(Stored dataset items)

▶

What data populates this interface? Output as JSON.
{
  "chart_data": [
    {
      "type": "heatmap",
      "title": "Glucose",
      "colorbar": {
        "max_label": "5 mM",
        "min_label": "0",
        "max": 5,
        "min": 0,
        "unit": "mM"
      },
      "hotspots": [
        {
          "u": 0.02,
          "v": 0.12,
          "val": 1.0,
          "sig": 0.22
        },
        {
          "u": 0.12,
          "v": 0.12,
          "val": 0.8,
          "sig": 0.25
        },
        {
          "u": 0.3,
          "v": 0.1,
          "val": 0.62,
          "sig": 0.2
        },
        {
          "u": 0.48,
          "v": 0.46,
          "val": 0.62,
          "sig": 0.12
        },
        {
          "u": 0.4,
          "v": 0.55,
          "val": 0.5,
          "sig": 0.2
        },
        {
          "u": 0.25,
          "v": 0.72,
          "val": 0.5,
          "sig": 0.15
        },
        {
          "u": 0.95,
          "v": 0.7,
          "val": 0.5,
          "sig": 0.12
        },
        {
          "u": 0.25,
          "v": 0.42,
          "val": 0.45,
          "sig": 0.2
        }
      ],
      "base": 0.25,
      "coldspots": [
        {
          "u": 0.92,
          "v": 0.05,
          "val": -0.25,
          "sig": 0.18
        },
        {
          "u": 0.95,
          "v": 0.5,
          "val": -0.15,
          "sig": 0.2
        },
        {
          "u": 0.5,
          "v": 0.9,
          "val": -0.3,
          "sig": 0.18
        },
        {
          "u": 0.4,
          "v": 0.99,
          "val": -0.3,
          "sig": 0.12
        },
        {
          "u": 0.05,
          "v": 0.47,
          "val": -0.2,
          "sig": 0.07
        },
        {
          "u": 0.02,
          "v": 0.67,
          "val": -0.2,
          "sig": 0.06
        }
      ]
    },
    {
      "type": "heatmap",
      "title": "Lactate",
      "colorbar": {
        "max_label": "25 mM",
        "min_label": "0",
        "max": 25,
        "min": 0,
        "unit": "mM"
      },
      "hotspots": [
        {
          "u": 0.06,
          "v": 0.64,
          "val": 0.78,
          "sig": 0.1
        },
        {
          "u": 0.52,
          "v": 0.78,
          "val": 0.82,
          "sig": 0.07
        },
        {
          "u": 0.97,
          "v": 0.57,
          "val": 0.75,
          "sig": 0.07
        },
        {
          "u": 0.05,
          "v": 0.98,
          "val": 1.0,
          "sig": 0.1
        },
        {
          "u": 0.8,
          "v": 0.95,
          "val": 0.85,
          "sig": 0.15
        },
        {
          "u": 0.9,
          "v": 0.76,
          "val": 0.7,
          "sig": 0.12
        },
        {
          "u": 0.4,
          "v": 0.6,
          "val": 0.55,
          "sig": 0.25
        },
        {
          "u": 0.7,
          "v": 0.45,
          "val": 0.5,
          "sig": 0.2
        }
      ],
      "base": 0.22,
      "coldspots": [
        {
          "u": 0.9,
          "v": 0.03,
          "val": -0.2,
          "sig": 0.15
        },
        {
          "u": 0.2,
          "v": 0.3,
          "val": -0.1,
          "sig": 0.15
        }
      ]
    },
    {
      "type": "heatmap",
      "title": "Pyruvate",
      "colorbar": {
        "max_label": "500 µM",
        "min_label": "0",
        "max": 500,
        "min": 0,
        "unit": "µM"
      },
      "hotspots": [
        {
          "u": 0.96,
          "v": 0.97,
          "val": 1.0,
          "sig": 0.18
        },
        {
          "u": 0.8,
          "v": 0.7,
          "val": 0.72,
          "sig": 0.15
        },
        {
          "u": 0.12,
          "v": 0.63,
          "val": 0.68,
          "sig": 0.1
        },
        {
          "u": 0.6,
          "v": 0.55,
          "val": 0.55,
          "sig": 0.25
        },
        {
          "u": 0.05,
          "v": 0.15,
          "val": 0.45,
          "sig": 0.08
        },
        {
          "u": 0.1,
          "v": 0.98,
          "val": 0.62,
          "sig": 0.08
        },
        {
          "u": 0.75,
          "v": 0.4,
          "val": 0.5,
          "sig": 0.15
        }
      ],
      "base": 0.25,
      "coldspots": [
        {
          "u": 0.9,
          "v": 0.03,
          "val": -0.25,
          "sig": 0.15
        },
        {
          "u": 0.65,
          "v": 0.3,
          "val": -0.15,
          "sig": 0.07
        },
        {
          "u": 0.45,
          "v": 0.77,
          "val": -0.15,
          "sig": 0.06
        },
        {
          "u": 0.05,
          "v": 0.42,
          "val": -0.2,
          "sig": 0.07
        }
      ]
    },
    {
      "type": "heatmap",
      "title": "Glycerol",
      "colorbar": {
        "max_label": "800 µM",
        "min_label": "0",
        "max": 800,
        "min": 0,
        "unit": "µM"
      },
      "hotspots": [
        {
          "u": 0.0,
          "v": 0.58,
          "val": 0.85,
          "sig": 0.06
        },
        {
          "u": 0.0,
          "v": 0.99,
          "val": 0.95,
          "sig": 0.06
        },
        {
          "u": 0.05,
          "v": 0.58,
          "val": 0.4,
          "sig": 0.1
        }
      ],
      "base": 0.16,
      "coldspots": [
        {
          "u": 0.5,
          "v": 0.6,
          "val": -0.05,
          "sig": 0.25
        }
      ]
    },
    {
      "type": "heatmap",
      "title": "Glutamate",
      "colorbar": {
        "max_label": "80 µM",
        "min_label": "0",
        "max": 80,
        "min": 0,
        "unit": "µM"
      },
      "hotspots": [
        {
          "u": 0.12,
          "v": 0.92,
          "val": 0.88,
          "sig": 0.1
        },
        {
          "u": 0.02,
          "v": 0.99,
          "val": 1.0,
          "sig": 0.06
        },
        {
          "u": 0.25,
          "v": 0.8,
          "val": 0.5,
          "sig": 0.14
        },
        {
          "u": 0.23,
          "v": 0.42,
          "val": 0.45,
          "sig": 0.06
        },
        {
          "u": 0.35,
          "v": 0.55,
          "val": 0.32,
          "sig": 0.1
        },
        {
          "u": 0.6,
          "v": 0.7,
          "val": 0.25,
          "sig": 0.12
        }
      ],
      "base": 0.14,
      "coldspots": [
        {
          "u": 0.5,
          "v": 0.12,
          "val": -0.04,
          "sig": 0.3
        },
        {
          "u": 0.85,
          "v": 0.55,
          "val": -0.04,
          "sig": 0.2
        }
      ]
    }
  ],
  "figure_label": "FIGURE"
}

◀

> _EXERCISE DESCRIPTION_
Show each line of the listing that holds the string "base".

> _EXERCISE ANSWER_
      "base": 0.25,
      "base": 0.22,
      "base": 0.25,
      "base": 0.16,
      "base": 0.14,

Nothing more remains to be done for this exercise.